TASK OBJECTIVE: Find the lines that hold the word "color" and return them.

- - -

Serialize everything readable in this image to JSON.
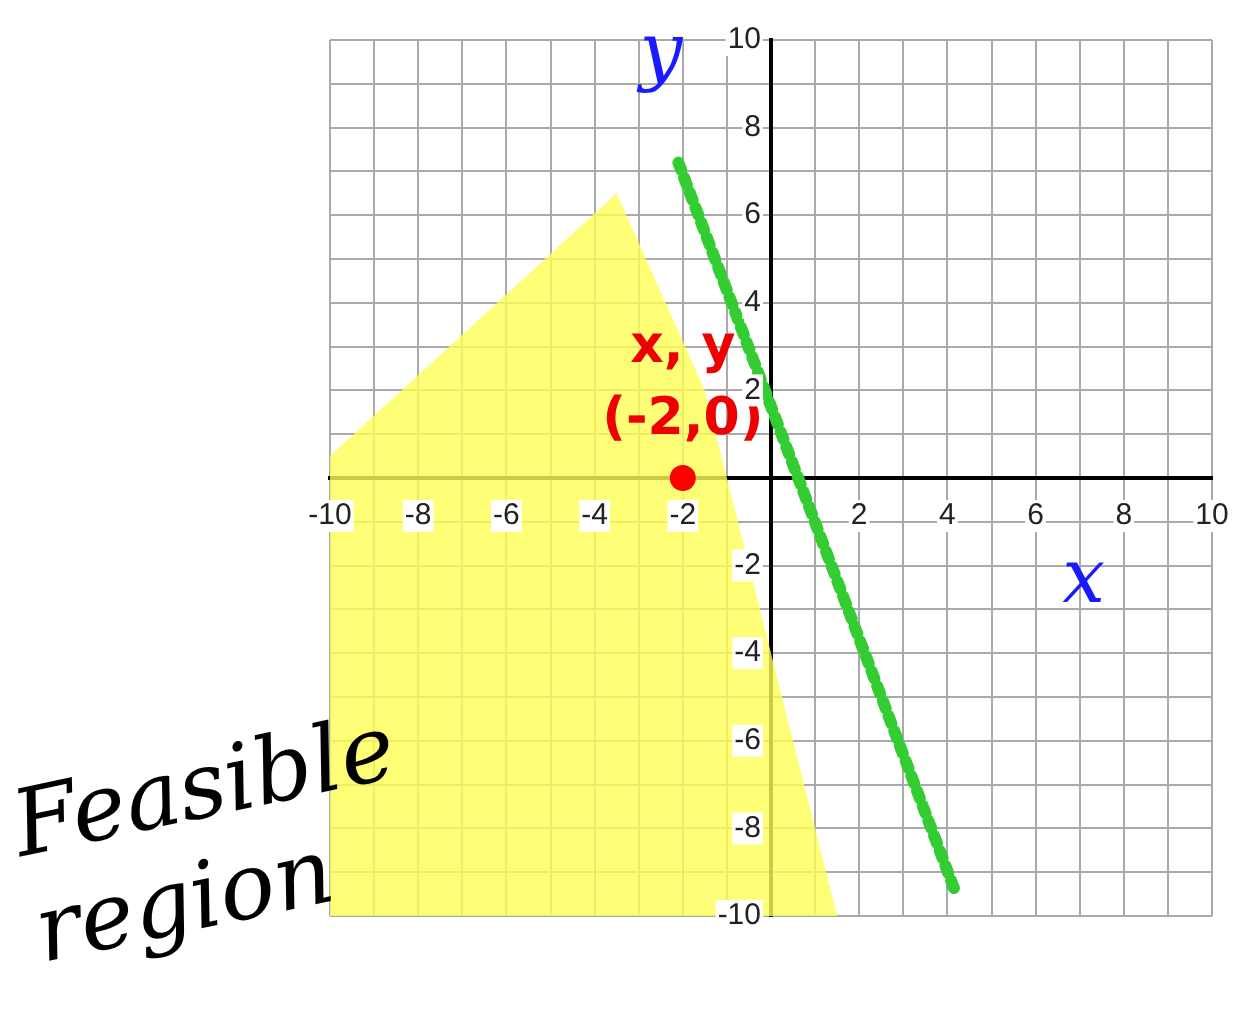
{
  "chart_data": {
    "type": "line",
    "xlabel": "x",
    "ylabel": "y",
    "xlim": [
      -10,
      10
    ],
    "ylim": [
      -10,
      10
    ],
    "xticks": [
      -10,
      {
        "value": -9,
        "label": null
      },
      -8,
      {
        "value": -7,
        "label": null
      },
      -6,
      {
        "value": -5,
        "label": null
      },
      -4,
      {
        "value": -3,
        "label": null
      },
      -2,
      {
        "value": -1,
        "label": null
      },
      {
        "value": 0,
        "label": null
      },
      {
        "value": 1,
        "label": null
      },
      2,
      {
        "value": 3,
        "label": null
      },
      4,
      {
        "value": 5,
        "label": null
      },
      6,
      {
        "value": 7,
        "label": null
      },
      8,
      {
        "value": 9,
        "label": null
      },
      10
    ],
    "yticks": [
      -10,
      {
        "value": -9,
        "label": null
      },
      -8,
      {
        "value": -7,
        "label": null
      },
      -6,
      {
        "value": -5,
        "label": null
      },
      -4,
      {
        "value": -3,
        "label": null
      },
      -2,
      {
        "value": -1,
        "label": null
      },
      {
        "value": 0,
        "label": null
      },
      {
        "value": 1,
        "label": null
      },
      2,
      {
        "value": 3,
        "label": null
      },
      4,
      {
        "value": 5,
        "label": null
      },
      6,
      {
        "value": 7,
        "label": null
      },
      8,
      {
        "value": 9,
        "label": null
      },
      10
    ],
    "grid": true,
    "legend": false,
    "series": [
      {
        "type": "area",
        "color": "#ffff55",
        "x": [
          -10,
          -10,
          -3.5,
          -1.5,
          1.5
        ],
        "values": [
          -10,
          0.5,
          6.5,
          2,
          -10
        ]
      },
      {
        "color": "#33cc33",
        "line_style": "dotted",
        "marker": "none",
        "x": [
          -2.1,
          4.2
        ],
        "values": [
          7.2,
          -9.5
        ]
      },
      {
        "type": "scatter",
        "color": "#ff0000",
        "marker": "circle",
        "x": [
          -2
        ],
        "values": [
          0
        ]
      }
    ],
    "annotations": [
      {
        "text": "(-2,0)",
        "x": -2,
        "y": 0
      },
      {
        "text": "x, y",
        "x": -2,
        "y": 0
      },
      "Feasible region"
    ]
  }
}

- - -

ANSWER TO THIS EXERCISE:
        "color": "#ffff55",
        "color": "#33cc33",
        "color": "#ff0000",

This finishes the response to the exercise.